## START

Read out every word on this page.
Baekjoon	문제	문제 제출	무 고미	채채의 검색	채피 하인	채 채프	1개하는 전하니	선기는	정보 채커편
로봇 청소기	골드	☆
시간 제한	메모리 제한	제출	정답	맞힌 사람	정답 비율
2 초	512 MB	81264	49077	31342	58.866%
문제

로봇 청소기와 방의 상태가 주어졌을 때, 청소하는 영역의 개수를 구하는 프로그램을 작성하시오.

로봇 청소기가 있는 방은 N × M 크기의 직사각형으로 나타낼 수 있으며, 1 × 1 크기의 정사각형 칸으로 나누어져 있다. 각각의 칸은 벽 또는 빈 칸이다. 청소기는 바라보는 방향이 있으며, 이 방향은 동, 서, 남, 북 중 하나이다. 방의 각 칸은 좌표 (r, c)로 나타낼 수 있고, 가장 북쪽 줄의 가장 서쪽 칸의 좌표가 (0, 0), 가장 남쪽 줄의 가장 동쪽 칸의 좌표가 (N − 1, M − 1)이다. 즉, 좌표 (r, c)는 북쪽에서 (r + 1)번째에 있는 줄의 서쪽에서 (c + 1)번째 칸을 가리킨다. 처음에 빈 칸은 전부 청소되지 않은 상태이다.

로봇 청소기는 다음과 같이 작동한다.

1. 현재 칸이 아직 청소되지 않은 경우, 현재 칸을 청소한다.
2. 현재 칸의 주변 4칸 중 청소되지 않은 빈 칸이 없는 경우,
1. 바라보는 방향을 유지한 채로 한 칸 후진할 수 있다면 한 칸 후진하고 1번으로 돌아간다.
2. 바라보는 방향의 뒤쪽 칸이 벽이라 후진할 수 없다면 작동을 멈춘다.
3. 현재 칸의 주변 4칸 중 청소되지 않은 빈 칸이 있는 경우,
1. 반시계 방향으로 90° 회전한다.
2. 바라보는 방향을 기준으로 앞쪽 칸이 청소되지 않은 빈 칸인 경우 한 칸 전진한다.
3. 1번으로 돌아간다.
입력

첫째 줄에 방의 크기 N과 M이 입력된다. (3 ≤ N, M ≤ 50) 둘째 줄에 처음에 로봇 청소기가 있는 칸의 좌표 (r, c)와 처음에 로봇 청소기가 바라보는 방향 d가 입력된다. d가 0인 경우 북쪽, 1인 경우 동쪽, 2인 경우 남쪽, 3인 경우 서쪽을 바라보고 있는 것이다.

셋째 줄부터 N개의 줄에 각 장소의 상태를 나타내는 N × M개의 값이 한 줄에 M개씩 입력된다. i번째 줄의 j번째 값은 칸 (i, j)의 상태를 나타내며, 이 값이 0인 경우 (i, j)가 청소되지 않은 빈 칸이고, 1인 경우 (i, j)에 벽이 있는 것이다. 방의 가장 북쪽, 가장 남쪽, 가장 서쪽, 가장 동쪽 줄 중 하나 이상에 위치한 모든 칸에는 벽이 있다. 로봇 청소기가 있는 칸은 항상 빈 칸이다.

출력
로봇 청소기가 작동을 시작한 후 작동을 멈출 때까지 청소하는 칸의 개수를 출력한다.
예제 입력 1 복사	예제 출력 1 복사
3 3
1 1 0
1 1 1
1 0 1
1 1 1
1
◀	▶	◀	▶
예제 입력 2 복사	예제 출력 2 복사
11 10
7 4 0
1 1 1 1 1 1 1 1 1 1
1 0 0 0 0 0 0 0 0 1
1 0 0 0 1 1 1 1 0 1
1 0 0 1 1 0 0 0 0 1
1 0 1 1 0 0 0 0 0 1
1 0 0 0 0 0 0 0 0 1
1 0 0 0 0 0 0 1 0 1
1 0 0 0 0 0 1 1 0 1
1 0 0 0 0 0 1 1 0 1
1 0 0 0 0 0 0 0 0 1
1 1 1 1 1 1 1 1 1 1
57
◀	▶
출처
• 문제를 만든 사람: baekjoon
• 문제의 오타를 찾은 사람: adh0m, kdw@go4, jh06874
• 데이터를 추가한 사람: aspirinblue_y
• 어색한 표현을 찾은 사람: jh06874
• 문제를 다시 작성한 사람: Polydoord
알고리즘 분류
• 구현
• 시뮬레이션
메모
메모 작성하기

## END

Task statement>
Repeat each record in full; every line must match exactly.

Solution for this problem>
Read out every word on this page.
Baekjoon	문제	문제 제출	무 고미	채채의 검색	채피 하인	채 채프	1개하는 전하니	선기는	정보 채커편
로봇 청소기	골드	☆
시간 제한	메모리 제한	제출	정답	맞힌 사람	정답 비율
2 초	512 MB	81264	49077	31342	58.866%
문제

로봇 청소기와 방의 상태가 주어졌을 때, 청소하는 영역의 개수를 구하는 프로그램을 작성하시오.

로봇 청소기가 있는 방은 N × M 크기의 직사각형으로 나타낼 수 있으며, 1 × 1 크기의 정사각형 칸으로 나누어져 있다. 각각의 칸은 벽 또는 빈 칸이다. 청소기는 바라보는 방향이 있으며, 이 방향은 동, 서, 남, 북 중 하나이다. 방의 각 칸은 좌표 (r, c)로 나타낼 수 있고, 가장 북쪽 줄의 가장 서쪽 칸의 좌표가 (0, 0), 가장 남쪽 줄의 가장 동쪽 칸의 좌표가 (N − 1, M − 1)이다. 즉, 좌표 (r, c)는 북쪽에서 (r + 1)번째에 있는 줄의 서쪽에서 (c + 1)번째 칸을 가리킨다. 처음에 빈 칸은 전부 청소되지 않은 상태이다.

로봇 청소기는 다음과 같이 작동한다.

1. 현재 칸이 아직 청소되지 않은 경우, 현재 칸을 청소한다.
2. 현재 칸의 주변 4칸 중 청소되지 않은 빈 칸이 없는 경우,
1. 바라보는 방향을 유지한 채로 한 칸 후진할 수 있다면 한 칸 후진하고 1번으로 돌아간다.
2. 바라보는 방향의 뒤쪽 칸이 벽이라 후진할 수 없다면 작동을 멈춘다.
3. 현재 칸의 주변 4칸 중 청소되지 않은 빈 칸이 있는 경우,
1. 반시계 방향으로 90° 회전한다.
2. 바라보는 방향을 기준으로 앞쪽 칸이 청소되지 않은 빈 칸인 경우 한 칸 전진한다.
3. 1번으로 돌아간다.
입력

첫째 줄에 방의 크기 N과 M이 입력된다. (3 ≤ N, M ≤ 50) 둘째 줄에 처음에 로봇 청소기가 있는 칸의 좌표 (r, c)와 처음에 로봇 청소기가 바라보는 방향 d가 입력된다. d가 0인 경우 북쪽, 1인 경우 동쪽, 2인 경우 남쪽, 3인 경우 서쪽을 바라보고 있는 것이다.

셋째 줄부터 N개의 줄에 각 장소의 상태를 나타내는 N × M개의 값이 한 줄에 M개씩 입력된다. i번째 줄의 j번째 값은 칸 (i, j)의 상태를 나타내며, 이 값이 0인 경우 (i, j)가 청소되지 않은 빈 칸이고, 1인 경우 (i, j)에 벽이 있는 것이다. 방의 가장 북쪽, 가장 남쪽, 가장 서쪽, 가장 동쪽 줄 중 하나 이상에 위치한 모든 칸에는 벽이 있다. 로봇 청소기가 있는 칸은 항상 빈 칸이다.

출력
로봇 청소기가 작동을 시작한 후 작동을 멈출 때까지 청소하는 칸의 개수를 출력한다.
예제 입력 1 복사	예제 출력 1 복사
3 3
1 1 0
1 1 1
1 0 1
1 1 1
1
◀	▶	◀	▶
예제 입력 2 복사	예제 출력 2 복사
11 10
7 4 0
1 1 1 1 1 1 1 1 1 1
1 0 0 0 0 0 0 0 0 1
1 0 0 0 1 1 1 1 0 1
1 0 0 1 1 0 0 0 0 1
1 0 1 1 0 0 0 0 0 1
1 0 0 0 0 0 0 0 0 1
1 0 0 0 0 0 0 1 0 1
1 0 0 0 0 0 1 1 0 1
1 0 0 0 0 0 1 1 0 1
1 0 0 0 0 0 0 0 0 1
1 1 1 1 1 1 1 1 1 1
57
◀	▶
출처
• 문제를 만든 사람: baekjoon
• 문제의 오타를 찾은 사람: adh0m, kdw@go4, jh06874
• 데이터를 추가한 사람: aspirinblue_y
• 어색한 표현을 찾은 사람: jh06874
• 문제를 다시 작성한 사람: Polydoord
알고리즘 분류
• 구현
• 시뮬레이션
메모
메모 작성하기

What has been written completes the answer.